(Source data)
'''
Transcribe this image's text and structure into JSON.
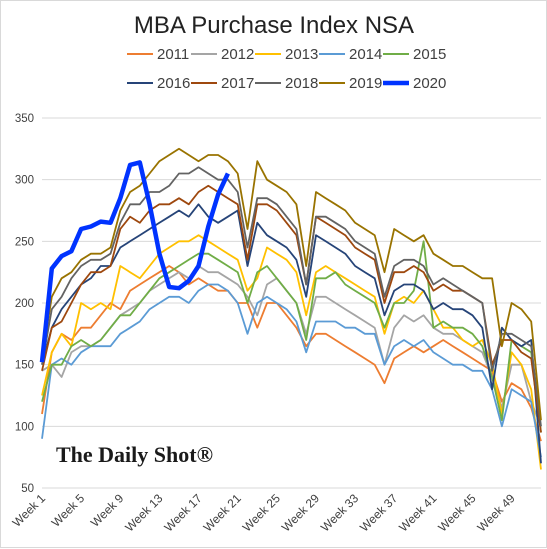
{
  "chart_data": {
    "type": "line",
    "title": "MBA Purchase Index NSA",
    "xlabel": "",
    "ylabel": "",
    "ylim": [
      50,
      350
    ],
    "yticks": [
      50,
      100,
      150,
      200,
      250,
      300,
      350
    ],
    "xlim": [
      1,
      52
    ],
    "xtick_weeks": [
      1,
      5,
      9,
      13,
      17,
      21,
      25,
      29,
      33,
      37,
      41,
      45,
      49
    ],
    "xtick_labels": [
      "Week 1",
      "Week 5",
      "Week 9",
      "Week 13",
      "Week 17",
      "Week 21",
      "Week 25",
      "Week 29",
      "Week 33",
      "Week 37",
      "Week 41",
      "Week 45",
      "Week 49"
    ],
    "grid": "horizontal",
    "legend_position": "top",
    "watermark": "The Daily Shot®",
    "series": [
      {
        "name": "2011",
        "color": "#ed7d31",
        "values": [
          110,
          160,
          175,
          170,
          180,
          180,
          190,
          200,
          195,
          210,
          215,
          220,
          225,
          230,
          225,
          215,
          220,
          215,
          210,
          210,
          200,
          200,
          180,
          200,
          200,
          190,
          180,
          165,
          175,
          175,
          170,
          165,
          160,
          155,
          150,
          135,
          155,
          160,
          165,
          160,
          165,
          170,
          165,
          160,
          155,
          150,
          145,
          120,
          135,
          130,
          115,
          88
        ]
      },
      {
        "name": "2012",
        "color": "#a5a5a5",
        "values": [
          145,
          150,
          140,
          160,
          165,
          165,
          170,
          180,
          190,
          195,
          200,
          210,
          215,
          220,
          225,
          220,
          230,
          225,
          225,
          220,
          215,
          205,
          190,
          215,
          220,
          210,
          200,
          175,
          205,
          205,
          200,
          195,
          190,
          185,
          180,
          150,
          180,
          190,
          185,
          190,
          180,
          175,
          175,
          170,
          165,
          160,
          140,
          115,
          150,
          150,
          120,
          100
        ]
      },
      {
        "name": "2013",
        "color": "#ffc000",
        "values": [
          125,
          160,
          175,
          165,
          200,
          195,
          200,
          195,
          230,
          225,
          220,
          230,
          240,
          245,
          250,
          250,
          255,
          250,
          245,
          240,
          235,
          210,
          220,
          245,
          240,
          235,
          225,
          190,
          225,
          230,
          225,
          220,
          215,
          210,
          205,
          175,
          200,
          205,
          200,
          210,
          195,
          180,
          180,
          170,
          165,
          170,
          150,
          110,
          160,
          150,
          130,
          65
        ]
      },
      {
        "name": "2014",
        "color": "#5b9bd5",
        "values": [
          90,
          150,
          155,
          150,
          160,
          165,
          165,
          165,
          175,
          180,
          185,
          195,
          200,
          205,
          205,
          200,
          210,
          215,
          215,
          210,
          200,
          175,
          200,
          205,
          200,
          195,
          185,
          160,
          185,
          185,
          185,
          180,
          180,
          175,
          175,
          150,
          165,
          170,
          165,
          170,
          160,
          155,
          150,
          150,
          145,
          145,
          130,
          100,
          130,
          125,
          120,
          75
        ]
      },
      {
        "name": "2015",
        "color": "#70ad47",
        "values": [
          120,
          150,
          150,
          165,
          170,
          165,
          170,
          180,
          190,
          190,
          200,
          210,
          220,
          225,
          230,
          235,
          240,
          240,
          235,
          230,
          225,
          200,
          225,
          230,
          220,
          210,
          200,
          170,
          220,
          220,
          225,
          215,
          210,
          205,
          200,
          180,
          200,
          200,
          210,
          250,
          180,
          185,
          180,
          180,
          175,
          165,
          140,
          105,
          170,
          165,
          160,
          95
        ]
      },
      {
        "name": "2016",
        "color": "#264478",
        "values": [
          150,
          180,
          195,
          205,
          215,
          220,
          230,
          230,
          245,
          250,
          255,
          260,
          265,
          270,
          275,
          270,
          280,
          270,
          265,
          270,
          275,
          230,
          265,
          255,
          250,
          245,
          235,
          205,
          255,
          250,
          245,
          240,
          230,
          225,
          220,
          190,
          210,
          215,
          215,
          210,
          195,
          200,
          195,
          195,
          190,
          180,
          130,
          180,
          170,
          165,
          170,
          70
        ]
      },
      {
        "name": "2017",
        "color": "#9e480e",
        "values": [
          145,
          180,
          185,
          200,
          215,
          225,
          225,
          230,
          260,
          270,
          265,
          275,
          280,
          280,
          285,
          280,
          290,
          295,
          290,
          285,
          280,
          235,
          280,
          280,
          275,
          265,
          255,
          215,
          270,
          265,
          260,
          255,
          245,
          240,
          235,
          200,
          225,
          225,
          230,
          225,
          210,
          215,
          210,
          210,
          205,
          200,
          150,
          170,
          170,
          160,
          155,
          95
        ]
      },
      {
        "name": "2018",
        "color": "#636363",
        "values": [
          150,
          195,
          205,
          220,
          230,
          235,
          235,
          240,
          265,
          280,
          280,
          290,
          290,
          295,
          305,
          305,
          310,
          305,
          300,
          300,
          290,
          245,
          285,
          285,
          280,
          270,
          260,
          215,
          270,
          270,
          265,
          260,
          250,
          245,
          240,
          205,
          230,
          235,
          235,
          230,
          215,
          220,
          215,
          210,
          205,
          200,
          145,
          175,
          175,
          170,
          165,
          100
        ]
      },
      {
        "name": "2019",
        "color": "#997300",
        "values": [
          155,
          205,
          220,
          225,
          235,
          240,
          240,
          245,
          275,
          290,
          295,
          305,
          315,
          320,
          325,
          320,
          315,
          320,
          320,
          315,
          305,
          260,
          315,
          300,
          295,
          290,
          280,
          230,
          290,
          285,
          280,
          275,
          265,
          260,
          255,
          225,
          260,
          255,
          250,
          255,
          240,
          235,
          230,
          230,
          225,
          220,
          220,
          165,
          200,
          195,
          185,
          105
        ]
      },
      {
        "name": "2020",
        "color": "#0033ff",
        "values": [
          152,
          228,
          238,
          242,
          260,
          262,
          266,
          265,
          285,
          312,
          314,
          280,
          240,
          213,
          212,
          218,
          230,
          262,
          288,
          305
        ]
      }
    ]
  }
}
'''
> _WRITTEN REQUEST_:
Lines that include the word "name" — how many are there in the data? Answer with the number alone.

> _THE ANSWER_:
10